DATA IN THIS EXERCISE ->

____________

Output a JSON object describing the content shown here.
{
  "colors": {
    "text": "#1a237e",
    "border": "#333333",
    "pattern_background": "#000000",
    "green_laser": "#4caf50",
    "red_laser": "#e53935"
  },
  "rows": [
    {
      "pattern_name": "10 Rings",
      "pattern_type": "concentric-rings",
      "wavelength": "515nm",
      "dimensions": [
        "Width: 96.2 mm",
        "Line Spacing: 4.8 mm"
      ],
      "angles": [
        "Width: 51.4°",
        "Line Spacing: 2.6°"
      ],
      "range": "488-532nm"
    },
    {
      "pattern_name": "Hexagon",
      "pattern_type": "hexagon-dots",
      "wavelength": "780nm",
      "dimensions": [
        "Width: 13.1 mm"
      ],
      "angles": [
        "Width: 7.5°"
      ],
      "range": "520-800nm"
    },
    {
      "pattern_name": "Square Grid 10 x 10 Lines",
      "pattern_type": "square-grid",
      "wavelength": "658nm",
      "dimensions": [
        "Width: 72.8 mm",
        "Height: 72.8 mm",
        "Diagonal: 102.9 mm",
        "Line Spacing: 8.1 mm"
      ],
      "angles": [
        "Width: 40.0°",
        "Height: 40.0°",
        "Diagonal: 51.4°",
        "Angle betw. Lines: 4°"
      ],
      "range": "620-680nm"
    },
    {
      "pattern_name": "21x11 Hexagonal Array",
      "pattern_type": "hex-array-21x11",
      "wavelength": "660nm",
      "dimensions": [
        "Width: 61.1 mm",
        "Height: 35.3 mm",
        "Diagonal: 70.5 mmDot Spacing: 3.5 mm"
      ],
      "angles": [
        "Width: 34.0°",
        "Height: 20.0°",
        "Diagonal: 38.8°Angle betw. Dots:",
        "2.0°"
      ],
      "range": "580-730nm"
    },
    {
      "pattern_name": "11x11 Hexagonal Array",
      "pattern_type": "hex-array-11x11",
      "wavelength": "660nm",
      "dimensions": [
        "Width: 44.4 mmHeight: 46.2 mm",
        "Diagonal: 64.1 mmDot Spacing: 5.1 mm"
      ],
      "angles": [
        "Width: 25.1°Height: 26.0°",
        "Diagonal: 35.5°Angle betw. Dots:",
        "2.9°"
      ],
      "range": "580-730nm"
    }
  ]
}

____________

WORK INSTRUCTIONS -> Tell how many lines hold the string "Hexagonal", giving the number and nothing else.

SOLUTION TO THIS TASK -> 2